DIRECTIONS FOR THIS TASK: Go through the listing and set it down exactly, leaving out its pictures.

== == ==

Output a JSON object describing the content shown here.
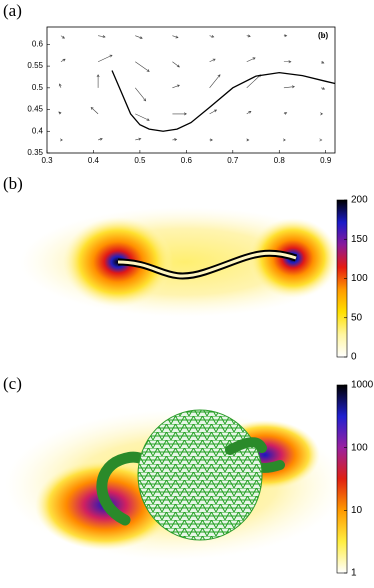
{
  "chart_data": [
    {
      "type": "quiver",
      "label": "(a)",
      "annotation": "(b)",
      "xlim": [
        0.3,
        0.92
      ],
      "ylim": [
        0.35,
        0.64
      ],
      "xticks": [
        0.3,
        0.4,
        0.5,
        0.6,
        0.7,
        0.8,
        0.9
      ],
      "yticks": [
        0.35,
        0.4,
        0.45,
        0.5,
        0.55,
        0.6
      ],
      "arrows": {
        "x": [
          0.33,
          0.41,
          0.49,
          0.57,
          0.65,
          0.73,
          0.81,
          0.89,
          0.33,
          0.41,
          0.49,
          0.57,
          0.65,
          0.73,
          0.81,
          0.89,
          0.33,
          0.41,
          0.49,
          0.57,
          0.65,
          0.73,
          0.81,
          0.89,
          0.33,
          0.41,
          0.49,
          0.57,
          0.65,
          0.73,
          0.81,
          0.89,
          0.33,
          0.41,
          0.49,
          0.57,
          0.65,
          0.73,
          0.81,
          0.89
        ],
        "y": [
          0.62,
          0.62,
          0.62,
          0.62,
          0.62,
          0.62,
          0.62,
          0.62,
          0.56,
          0.56,
          0.56,
          0.56,
          0.56,
          0.56,
          0.56,
          0.56,
          0.5,
          0.5,
          0.5,
          0.5,
          0.5,
          0.5,
          0.5,
          0.5,
          0.44,
          0.44,
          0.44,
          0.44,
          0.44,
          0.44,
          0.44,
          0.44,
          0.38,
          0.38,
          0.38,
          0.38,
          0.38,
          0.38,
          0.38,
          0.38
        ],
        "u": [
          0.005,
          0.01,
          0.01,
          0.008,
          0.006,
          0.005,
          0.004,
          0.003,
          0.006,
          0.02,
          0.02,
          0.01,
          0.008,
          0.012,
          0.01,
          0.004,
          -0.002,
          0.0,
          0.015,
          0.01,
          0.015,
          0.02,
          0.015,
          0.005,
          -0.003,
          -0.01,
          0.02,
          0.02,
          0.01,
          0.006,
          0.004,
          0.002,
          0.002,
          0.006,
          0.008,
          0.006,
          0.004,
          0.003,
          0.002,
          0.001
        ],
        "v": [
          -0.004,
          -0.002,
          -0.004,
          -0.003,
          -0.002,
          -0.001,
          0,
          0,
          0.004,
          0.01,
          -0.015,
          -0.008,
          0.004,
          0.006,
          0,
          -0.002,
          0.006,
          0.02,
          -0.02,
          0.004,
          0.02,
          0.02,
          0.002,
          -0.002,
          0.003,
          0.01,
          -0.01,
          0.0,
          0.006,
          0.004,
          0.002,
          0,
          0,
          0.002,
          0.002,
          0.001,
          0,
          0,
          0,
          0
        ]
      },
      "curve": {
        "x": [
          0.44,
          0.46,
          0.48,
          0.5,
          0.52,
          0.55,
          0.58,
          0.61,
          0.65,
          0.7,
          0.75,
          0.8,
          0.85,
          0.9,
          0.92
        ],
        "y": [
          0.54,
          0.49,
          0.44,
          0.415,
          0.405,
          0.4,
          0.405,
          0.42,
          0.455,
          0.5,
          0.527,
          0.535,
          0.528,
          0.515,
          0.51
        ]
      }
    },
    {
      "type": "heatmap",
      "label": "(b)",
      "zlim": [
        0,
        200
      ],
      "zticks": [
        0,
        50,
        100,
        150,
        200
      ],
      "colormap": [
        "#ffffff",
        "#fff6a0",
        "#ffe000",
        "#ff9a00",
        "#e61a10",
        "#8a1a9a",
        "#1a1ac8",
        "#000000"
      ]
    },
    {
      "type": "heatmap",
      "label": "(c)",
      "log": true,
      "zlim": [
        1,
        1000
      ],
      "zticks": [
        1,
        10,
        100,
        1000
      ],
      "colormap": [
        "#ffffff",
        "#ffee40",
        "#ff9a00",
        "#e02010",
        "#9a20a0",
        "#2020d0",
        "#000000"
      ]
    }
  ]
}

== == ==

RESULT OF THIS TASK:
Output a JSON object describing the content shown here.
{
  "chart_data": [
    {
      "type": "quiver",
      "label": "(a)",
      "annotation": "(b)",
      "xlim": [
        0.3,
        0.92
      ],
      "ylim": [
        0.35,
        0.64
      ],
      "xticks": [
        0.3,
        0.4,
        0.5,
        0.6,
        0.7,
        0.8,
        0.9
      ],
      "yticks": [
        0.35,
        0.4,
        0.45,
        0.5,
        0.55,
        0.6
      ],
      "arrows": {
        "x": [
          0.33,
          0.41,
          0.49,
          0.57,
          0.65,
          0.73,
          0.81,
          0.89,
          0.33,
          0.41,
          0.49,
          0.57,
          0.65,
          0.73,
          0.81,
          0.89,
          0.33,
          0.41,
          0.49,
          0.57,
          0.65,
          0.73,
          0.81,
          0.89,
          0.33,
          0.41,
          0.49,
          0.57,
          0.65,
          0.73,
          0.81,
          0.89,
          0.33,
          0.41,
          0.49,
          0.57,
          0.65,
          0.73,
          0.81,
          0.89
        ],
        "y": [
          0.62,
          0.62,
          0.62,
          0.62,
          0.62,
          0.62,
          0.62,
          0.62,
          0.56,
          0.56,
          0.56,
          0.56,
          0.56,
          0.56,
          0.56,
          0.56,
          0.5,
          0.5,
          0.5,
          0.5,
          0.5,
          0.5,
          0.5,
          0.5,
          0.44,
          0.44,
          0.44,
          0.44,
          0.44,
          0.44,
          0.44,
          0.44,
          0.38,
          0.38,
          0.38,
          0.38,
          0.38,
          0.38,
          0.38,
          0.38
        ],
        "u": [
          0.005,
          0.01,
          0.01,
          0.008,
          0.006,
          0.005,
          0.004,
          0.003,
          0.006,
          0.02,
          0.02,
          0.01,
          0.008,
          0.012,
          0.01,
          0.004,
          -0.002,
          0.0,
          0.015,
          0.01,
          0.015,
          0.02,
          0.015,
          0.005,
          -0.003,
          -0.01,
          0.02,
          0.02,
          0.01,
          0.006,
          0.004,
          0.002,
          0.002,
          0.006,
          0.008,
          0.006,
          0.004,
          0.003,
          0.002,
          0.001
        ],
        "v": [
          -0.004,
          -0.002,
          -0.004,
          -0.003,
          -0.002,
          -0.001,
          0,
          0,
          0.004,
          0.01,
          -0.015,
          -0.008,
          0.004,
          0.006,
          0,
          -0.002,
          0.006,
          0.02,
          -0.02,
          0.004,
          0.02,
          0.02,
          0.002,
          -0.002,
          0.003,
          0.01,
          -0.01,
          0.0,
          0.006,
          0.004,
          0.002,
          0,
          0,
          0.002,
          0.002,
          0.001,
          0,
          0,
          0,
          0
        ]
      },
      "curve": {
        "x": [
          0.44,
          0.46,
          0.48,
          0.5,
          0.52,
          0.55,
          0.58,
          0.61,
          0.65,
          0.7,
          0.75,
          0.8,
          0.85,
          0.9,
          0.92
        ],
        "y": [
          0.54,
          0.49,
          0.44,
          0.415,
          0.405,
          0.4,
          0.405,
          0.42,
          0.455,
          0.5,
          0.527,
          0.535,
          0.528,
          0.515,
          0.51
        ]
      }
    },
    {
      "type": "heatmap",
      "label": "(b)",
      "zlim": [
        0,
        200
      ],
      "zticks": [
        0,
        50,
        100,
        150,
        200
      ],
      "colormap": [
        "#ffffff",
        "#fff6a0",
        "#ffe000",
        "#ff9a00",
        "#e61a10",
        "#8a1a9a",
        "#1a1ac8",
        "#000000"
      ]
    },
    {
      "type": "heatmap",
      "label": "(c)",
      "log": true,
      "zlim": [
        1,
        1000
      ],
      "zticks": [
        1,
        10,
        100,
        1000
      ],
      "colormap": [
        "#ffffff",
        "#ffee40",
        "#ff9a00",
        "#e02010",
        "#9a20a0",
        "#2020d0",
        "#000000"
      ]
    }
  ]
}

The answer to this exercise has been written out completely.